**PROMPT:** Print all the records exactly, please.

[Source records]
++++++++++

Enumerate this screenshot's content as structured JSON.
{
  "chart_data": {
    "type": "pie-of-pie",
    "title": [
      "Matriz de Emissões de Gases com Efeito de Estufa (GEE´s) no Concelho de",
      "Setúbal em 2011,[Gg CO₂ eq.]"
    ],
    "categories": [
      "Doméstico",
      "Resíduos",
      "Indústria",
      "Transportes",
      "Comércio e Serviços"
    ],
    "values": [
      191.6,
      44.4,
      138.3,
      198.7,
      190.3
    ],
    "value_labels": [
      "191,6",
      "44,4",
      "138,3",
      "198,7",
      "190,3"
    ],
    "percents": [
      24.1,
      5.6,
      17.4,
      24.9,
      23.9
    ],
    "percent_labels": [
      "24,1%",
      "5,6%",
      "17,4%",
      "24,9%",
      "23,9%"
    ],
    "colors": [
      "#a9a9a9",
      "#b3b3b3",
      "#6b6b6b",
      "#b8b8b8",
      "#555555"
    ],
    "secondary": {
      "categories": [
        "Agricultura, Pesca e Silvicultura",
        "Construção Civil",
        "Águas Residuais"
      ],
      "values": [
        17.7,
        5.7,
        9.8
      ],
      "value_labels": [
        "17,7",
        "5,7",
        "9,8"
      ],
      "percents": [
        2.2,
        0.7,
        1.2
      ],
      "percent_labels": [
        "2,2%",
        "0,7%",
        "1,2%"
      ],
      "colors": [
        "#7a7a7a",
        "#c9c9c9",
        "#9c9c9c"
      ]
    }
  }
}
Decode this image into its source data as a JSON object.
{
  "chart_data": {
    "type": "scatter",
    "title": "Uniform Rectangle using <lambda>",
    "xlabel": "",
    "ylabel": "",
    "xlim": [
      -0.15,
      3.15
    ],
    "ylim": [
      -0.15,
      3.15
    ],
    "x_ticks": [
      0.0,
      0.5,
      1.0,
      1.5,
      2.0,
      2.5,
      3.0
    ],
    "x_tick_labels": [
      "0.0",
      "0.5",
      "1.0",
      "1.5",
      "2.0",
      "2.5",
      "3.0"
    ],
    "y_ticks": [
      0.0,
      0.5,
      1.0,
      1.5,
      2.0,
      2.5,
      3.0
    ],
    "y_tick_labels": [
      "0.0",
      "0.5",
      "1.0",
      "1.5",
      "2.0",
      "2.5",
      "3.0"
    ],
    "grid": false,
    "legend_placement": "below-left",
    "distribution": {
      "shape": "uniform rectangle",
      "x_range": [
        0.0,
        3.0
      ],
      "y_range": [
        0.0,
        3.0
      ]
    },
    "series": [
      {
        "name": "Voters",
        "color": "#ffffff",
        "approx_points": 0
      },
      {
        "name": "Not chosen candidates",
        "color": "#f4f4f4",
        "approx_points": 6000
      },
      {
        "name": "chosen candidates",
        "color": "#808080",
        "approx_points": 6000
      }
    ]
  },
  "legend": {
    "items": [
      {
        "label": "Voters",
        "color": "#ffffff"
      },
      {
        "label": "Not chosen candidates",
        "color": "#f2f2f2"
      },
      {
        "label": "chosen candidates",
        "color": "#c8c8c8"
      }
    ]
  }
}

++++++++++

**REPLY TO THE TASK:**
Enumerate this screenshot's content as structured JSON.
{
  "chart_data": {
    "type": "pie-of-pie",
    "title": [
      "Matriz de Emissões de Gases com Efeito de Estufa (GEE´s) no Concelho de",
      "Setúbal em 2011,[Gg CO₂ eq.]"
    ],
    "categories": [
      "Doméstico",
      "Resíduos",
      "Indústria",
      "Transportes",
      "Comércio e Serviços"
    ],
    "values": [
      191.6,
      44.4,
      138.3,
      198.7,
      190.3
    ],
    "value_labels": [
      "191,6",
      "44,4",
      "138,3",
      "198,7",
      "190,3"
    ],
    "percents": [
      24.1,
      5.6,
      17.4,
      24.9,
      23.9
    ],
    "percent_labels": [
      "24,1%",
      "5,6%",
      "17,4%",
      "24,9%",
      "23,9%"
    ],
    "colors": [
      "#a9a9a9",
      "#b3b3b3",
      "#6b6b6b",
      "#b8b8b8",
      "#555555"
    ],
    "secondary": {
      "categories": [
        "Agricultura, Pesca e Silvicultura",
        "Construção Civil",
        "Águas Residuais"
      ],
      "values": [
        17.7,
        5.7,
        9.8
      ],
      "value_labels": [
        "17,7",
        "5,7",
        "9,8"
      ],
      "percents": [
        2.2,
        0.7,
        1.2
      ],
      "percent_labels": [
        "2,2%",
        "0,7%",
        "1,2%"
      ],
      "colors": [
        "#7a7a7a",
        "#c9c9c9",
        "#9c9c9c"
      ]
    }
  }
}
Decode this image into its source data as a JSON object.
{
  "chart_data": {
    "type": "scatter",
    "title": "Uniform Rectangle using <lambda>",
    "xlabel": "",
    "ylabel": "",
    "xlim": [
      -0.15,
      3.15
    ],
    "ylim": [
      -0.15,
      3.15
    ],
    "x_ticks": [
      0.0,
      0.5,
      1.0,
      1.5,
      2.0,
      2.5,
      3.0
    ],
    "x_tick_labels": [
      "0.0",
      "0.5",
      "1.0",
      "1.5",
      "2.0",
      "2.5",
      "3.0"
    ],
    "y_ticks": [
      0.0,
      0.5,
      1.0,
      1.5,
      2.0,
      2.5,
      3.0
    ],
    "y_tick_labels": [
      "0.0",
      "0.5",
      "1.0",
      "1.5",
      "2.0",
      "2.5",
      "3.0"
    ],
    "grid": false,
    "legend_placement": "below-left",
    "distribution": {
      "shape": "uniform rectangle",
      "x_range": [
        0.0,
        3.0
      ],
      "y_range": [
        0.0,
        3.0
      ]
    },
    "series": [
      {
        "name": "Voters",
        "color": "#ffffff",
        "approx_points": 0
      },
      {
        "name": "Not chosen candidates",
        "color": "#f4f4f4",
        "approx_points": 6000
      },
      {
        "name": "chosen candidates",
        "color": "#808080",
        "approx_points": 6000
      }
    ]
  },
  "legend": {
    "items": [
      {
        "label": "Voters",
        "color": "#ffffff"
      },
      {
        "label": "Not chosen candidates",
        "color": "#f2f2f2"
      },
      {
        "label": "chosen candidates",
        "color": "#c8c8c8"
      }
    ]
  }
}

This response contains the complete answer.